STATED GOAL:
Copy the data word for word, keeping every line.

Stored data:
* * * *
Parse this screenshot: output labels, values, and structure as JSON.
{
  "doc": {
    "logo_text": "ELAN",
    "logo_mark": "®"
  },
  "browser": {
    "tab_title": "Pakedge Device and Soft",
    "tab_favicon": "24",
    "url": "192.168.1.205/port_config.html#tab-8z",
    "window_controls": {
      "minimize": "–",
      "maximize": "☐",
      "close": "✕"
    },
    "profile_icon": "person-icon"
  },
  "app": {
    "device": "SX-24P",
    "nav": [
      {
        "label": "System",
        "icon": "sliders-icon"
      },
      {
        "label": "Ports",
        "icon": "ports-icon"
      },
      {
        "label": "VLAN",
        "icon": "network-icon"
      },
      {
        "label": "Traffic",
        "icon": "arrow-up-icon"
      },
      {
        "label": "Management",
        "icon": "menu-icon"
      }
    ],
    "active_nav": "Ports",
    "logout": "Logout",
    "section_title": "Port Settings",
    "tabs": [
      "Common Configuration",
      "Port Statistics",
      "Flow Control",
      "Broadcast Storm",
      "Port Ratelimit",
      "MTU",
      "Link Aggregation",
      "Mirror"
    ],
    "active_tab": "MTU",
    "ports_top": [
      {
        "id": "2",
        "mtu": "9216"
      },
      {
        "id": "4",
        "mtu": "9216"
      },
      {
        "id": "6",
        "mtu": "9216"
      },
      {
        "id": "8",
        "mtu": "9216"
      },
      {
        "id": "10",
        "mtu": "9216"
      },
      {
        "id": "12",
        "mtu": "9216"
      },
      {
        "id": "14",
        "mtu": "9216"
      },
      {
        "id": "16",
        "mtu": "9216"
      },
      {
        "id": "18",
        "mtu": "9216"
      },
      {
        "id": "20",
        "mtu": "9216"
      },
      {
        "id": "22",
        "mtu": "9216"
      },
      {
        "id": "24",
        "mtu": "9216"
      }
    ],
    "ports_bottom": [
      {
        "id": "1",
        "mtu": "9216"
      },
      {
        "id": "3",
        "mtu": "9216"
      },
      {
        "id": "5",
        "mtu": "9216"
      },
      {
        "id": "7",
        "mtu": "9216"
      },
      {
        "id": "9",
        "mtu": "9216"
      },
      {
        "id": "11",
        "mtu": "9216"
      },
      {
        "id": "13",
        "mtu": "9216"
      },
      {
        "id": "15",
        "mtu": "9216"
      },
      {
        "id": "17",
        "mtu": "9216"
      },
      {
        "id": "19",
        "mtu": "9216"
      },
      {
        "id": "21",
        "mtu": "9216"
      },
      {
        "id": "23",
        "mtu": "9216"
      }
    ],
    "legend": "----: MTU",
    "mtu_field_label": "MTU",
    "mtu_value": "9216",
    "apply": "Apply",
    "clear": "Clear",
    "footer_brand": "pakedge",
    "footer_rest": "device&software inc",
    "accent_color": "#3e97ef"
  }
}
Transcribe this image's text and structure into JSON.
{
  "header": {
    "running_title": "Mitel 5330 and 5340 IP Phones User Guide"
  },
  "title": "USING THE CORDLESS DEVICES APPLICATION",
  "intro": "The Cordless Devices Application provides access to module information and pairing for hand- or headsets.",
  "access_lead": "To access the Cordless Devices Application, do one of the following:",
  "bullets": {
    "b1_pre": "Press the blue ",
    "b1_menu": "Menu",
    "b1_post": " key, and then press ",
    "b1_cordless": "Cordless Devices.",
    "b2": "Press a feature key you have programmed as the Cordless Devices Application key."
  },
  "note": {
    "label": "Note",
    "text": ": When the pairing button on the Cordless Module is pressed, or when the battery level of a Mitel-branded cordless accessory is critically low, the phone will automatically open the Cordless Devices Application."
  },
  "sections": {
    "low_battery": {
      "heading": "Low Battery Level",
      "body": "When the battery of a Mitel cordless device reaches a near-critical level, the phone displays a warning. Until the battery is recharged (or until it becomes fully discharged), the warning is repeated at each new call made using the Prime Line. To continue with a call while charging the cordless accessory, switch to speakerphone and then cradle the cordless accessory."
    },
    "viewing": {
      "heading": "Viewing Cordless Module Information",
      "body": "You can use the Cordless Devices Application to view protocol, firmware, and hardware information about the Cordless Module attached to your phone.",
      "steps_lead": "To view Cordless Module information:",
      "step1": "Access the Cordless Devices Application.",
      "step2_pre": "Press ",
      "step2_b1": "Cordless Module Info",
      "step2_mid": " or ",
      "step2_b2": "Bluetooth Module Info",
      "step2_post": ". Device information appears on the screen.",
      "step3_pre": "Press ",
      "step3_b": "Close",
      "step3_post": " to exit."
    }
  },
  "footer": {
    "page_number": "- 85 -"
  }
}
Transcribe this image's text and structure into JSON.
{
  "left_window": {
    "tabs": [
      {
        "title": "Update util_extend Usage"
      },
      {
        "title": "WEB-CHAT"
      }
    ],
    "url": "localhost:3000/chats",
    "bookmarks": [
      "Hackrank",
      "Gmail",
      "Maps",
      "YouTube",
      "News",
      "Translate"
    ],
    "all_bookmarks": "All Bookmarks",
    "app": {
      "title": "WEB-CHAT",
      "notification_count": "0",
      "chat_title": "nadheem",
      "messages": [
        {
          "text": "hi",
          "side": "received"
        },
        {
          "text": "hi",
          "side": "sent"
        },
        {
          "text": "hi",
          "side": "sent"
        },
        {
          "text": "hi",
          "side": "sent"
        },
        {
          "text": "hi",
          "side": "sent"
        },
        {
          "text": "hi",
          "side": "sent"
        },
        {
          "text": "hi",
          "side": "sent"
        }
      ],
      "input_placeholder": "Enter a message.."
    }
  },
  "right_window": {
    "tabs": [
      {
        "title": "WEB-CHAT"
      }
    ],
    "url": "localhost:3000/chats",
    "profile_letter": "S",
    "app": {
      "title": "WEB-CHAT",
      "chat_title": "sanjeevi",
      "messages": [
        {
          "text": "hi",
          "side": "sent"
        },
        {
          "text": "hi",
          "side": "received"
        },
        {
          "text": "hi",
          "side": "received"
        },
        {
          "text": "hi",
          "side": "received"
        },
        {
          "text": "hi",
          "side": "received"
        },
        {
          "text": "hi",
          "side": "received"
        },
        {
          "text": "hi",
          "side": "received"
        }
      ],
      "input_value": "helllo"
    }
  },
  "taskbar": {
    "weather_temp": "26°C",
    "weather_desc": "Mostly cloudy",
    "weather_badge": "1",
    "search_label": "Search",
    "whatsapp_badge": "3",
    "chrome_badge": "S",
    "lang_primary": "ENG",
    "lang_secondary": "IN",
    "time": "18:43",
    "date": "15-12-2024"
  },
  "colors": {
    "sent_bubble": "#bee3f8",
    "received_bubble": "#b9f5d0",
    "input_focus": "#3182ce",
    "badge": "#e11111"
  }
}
* * * *
OUTPUT OF THE TASK:
Parse this screenshot: output labels, values, and structure as JSON.
{
  "doc": {
    "logo_text": "ELAN",
    "logo_mark": "®"
  },
  "browser": {
    "tab_title": "Pakedge Device and Soft",
    "tab_favicon": "24",
    "url": "192.168.1.205/port_config.html#tab-8z",
    "window_controls": {
      "minimize": "–",
      "maximize": "☐",
      "close": "✕"
    },
    "profile_icon": "person-icon"
  },
  "app": {
    "device": "SX-24P",
    "nav": [
      {
        "label": "System",
        "icon": "sliders-icon"
      },
      {
        "label": "Ports",
        "icon": "ports-icon"
      },
      {
        "label": "VLAN",
        "icon": "network-icon"
      },
      {
        "label": "Traffic",
        "icon": "arrow-up-icon"
      },
      {
        "label": "Management",
        "icon": "menu-icon"
      }
    ],
    "active_nav": "Ports",
    "logout": "Logout",
    "section_title": "Port Settings",
    "tabs": [
      "Common Configuration",
      "Port Statistics",
      "Flow Control",
      "Broadcast Storm",
      "Port Ratelimit",
      "MTU",
      "Link Aggregation",
      "Mirror"
    ],
    "active_tab": "MTU",
    "ports_top": [
      {
        "id": "2",
        "mtu": "9216"
      },
      {
        "id": "4",
        "mtu": "9216"
      },
      {
        "id": "6",
        "mtu": "9216"
      },
      {
        "id": "8",
        "mtu": "9216"
      },
      {
        "id": "10",
        "mtu": "9216"
      },
      {
        "id": "12",
        "mtu": "9216"
      },
      {
        "id": "14",
        "mtu": "9216"
      },
      {
        "id": "16",
        "mtu": "9216"
      },
      {
        "id": "18",
        "mtu": "9216"
      },
      {
        "id": "20",
        "mtu": "9216"
      },
      {
        "id": "22",
        "mtu": "9216"
      },
      {
        "id": "24",
        "mtu": "9216"
      }
    ],
    "ports_bottom": [
      {
        "id": "1",
        "mtu": "9216"
      },
      {
        "id": "3",
        "mtu": "9216"
      },
      {
        "id": "5",
        "mtu": "9216"
      },
      {
        "id": "7",
        "mtu": "9216"
      },
      {
        "id": "9",
        "mtu": "9216"
      },
      {
        "id": "11",
        "mtu": "9216"
      },
      {
        "id": "13",
        "mtu": "9216"
      },
      {
        "id": "15",
        "mtu": "9216"
      },
      {
        "id": "17",
        "mtu": "9216"
      },
      {
        "id": "19",
        "mtu": "9216"
      },
      {
        "id": "21",
        "mtu": "9216"
      },
      {
        "id": "23",
        "mtu": "9216"
      }
    ],
    "legend": "----: MTU",
    "mtu_field_label": "MTU",
    "mtu_value": "9216",
    "apply": "Apply",
    "clear": "Clear",
    "footer_brand": "pakedge",
    "footer_rest": "device&software inc",
    "accent_color": "#3e97ef"
  }
}
Transcribe this image's text and structure into JSON.
{
  "header": {
    "running_title": "Mitel 5330 and 5340 IP Phones User Guide"
  },
  "title": "USING THE CORDLESS DEVICES APPLICATION",
  "intro": "The Cordless Devices Application provides access to module information and pairing for hand- or headsets.",
  "access_lead": "To access the Cordless Devices Application, do one of the following:",
  "bullets": {
    "b1_pre": "Press the blue ",
    "b1_menu": "Menu",
    "b1_post": " key, and then press ",
    "b1_cordless": "Cordless Devices.",
    "b2": "Press a feature key you have programmed as the Cordless Devices Application key."
  },
  "note": {
    "label": "Note",
    "text": ": When the pairing button on the Cordless Module is pressed, or when the battery level of a Mitel-branded cordless accessory is critically low, the phone will automatically open the Cordless Devices Application."
  },
  "sections": {
    "low_battery": {
      "heading": "Low Battery Level",
      "body": "When the battery of a Mitel cordless device reaches a near-critical level, the phone displays a warning. Until the battery is recharged (or until it becomes fully discharged), the warning is repeated at each new call made using the Prime Line. To continue with a call while charging the cordless accessory, switch to speakerphone and then cradle the cordless accessory."
    },
    "viewing": {
      "heading": "Viewing Cordless Module Information",
      "body": "You can use the Cordless Devices Application to view protocol, firmware, and hardware information about the Cordless Module attached to your phone.",
      "steps_lead": "To view Cordless Module information:",
      "step1": "Access the Cordless Devices Application.",
      "step2_pre": "Press ",
      "step2_b1": "Cordless Module Info",
      "step2_mid": " or ",
      "step2_b2": "Bluetooth Module Info",
      "step2_post": ". Device information appears on the screen.",
      "step3_pre": "Press ",
      "step3_b": "Close",
      "step3_post": " to exit."
    }
  },
  "footer": {
    "page_number": "- 85 -"
  }
}
Transcribe this image's text and structure into JSON.
{
  "left_window": {
    "tabs": [
      {
        "title": "Update util_extend Usage"
      },
      {
        "title": "WEB-CHAT"
      }
    ],
    "url": "localhost:3000/chats",
    "bookmarks": [
      "Hackrank",
      "Gmail",
      "Maps",
      "YouTube",
      "News",
      "Translate"
    ],
    "all_bookmarks": "All Bookmarks",
    "app": {
      "title": "WEB-CHAT",
      "notification_count": "0",
      "chat_title": "nadheem",
      "messages": [
        {
          "text": "hi",
          "side": "received"
        },
        {
          "text": "hi",
          "side": "sent"
        },
        {
          "text": "hi",
          "side": "sent"
        },
        {
          "text": "hi",
          "side": "sent"
        },
        {
          "text": "hi",
          "side": "sent"
        },
        {
          "text": "hi",
          "side": "sent"
        },
        {
          "text": "hi",
          "side": "sent"
        }
      ],
      "input_placeholder": "Enter a message.."
    }
  },
  "right_window": {
    "tabs": [
      {
        "title": "WEB-CHAT"
      }
    ],
    "url": "localhost:3000/chats",
    "profile_letter": "S",
    "app": {
      "title": "WEB-CHAT",
      "chat_title": "sanjeevi",
      "messages": [
        {
          "text": "hi",
          "side": "sent"
        },
        {
          "text": "hi",
          "side": "received"
        },
        {
          "text": "hi",
          "side": "received"
        },
        {
          "text": "hi",
          "side": "received"
        },
        {
          "text": "hi",
          "side": "received"
        },
        {
          "text": "hi",
          "side": "received"
        },
        {
          "text": "hi",
          "side": "received"
        }
      ],
      "input_value": "helllo"
    }
  },
  "taskbar": {
    "weather_temp": "26°C",
    "weather_desc": "Mostly cloudy",
    "weather_badge": "1",
    "search_label": "Search",
    "whatsapp_badge": "3",
    "chrome_badge": "S",
    "lang_primary": "ENG",
    "lang_secondary": "IN",
    "time": "18:43",
    "date": "15-12-2024"
  },
  "colors": {
    "sent_bubble": "#bee3f8",
    "received_bubble": "#b9f5d0",
    "input_focus": "#3182ce",
    "badge": "#e11111"
  }
}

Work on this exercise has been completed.